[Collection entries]
· · · · ·
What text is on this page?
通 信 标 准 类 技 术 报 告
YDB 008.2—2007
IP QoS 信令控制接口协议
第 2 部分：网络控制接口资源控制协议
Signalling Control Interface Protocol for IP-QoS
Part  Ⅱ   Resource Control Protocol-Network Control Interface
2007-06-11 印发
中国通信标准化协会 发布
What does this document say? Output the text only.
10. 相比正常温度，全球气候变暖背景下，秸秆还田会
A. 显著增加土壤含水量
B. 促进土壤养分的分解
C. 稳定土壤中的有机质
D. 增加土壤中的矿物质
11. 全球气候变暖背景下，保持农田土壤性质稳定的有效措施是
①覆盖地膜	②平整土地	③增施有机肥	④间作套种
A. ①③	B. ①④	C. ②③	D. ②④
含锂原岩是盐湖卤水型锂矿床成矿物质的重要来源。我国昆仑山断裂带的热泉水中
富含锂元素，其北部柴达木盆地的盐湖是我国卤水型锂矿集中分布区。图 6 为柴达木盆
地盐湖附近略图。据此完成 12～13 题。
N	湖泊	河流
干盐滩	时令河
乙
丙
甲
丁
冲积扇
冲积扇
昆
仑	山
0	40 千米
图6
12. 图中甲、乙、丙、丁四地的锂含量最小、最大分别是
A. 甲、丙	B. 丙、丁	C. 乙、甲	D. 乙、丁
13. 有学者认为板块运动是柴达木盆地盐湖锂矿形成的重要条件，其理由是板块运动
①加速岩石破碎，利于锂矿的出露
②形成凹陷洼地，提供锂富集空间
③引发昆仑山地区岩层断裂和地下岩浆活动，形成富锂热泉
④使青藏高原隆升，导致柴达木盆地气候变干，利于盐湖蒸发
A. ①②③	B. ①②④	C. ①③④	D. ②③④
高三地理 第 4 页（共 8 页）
· · · · ·
▸ **OBJECTIVE**
Take the line with "What does this" and all lines after it to the last line, and reproduce them exactly.

▸ **OUTPUT OF THE EXERCISE**
What does this document say? Output the text only.
10. 相比正常温度，全球气候变暖背景下，秸秆还田会
A. 显著增加土壤含水量
B. 促进土壤养分的分解
C. 稳定土壤中的有机质
D. 增加土壤中的矿物质
11. 全球气候变暖背景下，保持农田土壤性质稳定的有效措施是
①覆盖地膜	②平整土地	③增施有机肥	④间作套种
A. ①③	B. ①④	C. ②③	D. ②④
含锂原岩是盐湖卤水型锂矿床成矿物质的重要来源。我国昆仑山断裂带的热泉水中
富含锂元素，其北部柴达木盆地的盐湖是我国卤水型锂矿集中分布区。图 6 为柴达木盆
地盐湖附近略图。据此完成 12～13 题。
N	湖泊	河流
干盐滩	时令河
乙
丙
甲
丁
冲积扇
冲积扇
昆
仑	山
0	40 千米
图6
12. 图中甲、乙、丙、丁四地的锂含量最小、最大分别是
A. 甲、丙	B. 丙、丁	C. 乙、甲	D. 乙、丁
13. 有学者认为板块运动是柴达木盆地盐湖锂矿形成的重要条件，其理由是板块运动
①加速岩石破碎，利于锂矿的出露
②形成凹陷洼地，提供锂富集空间
③引发昆仑山地区岩层断裂和地下岩浆活动，形成富锂热泉
④使青藏高原隆升，导致柴达木盆地气候变干，利于盐湖蒸发
A. ①②③	B. ①②④	C. ①③④	D. ②③④
高三地理 第 4 页（共 8 页）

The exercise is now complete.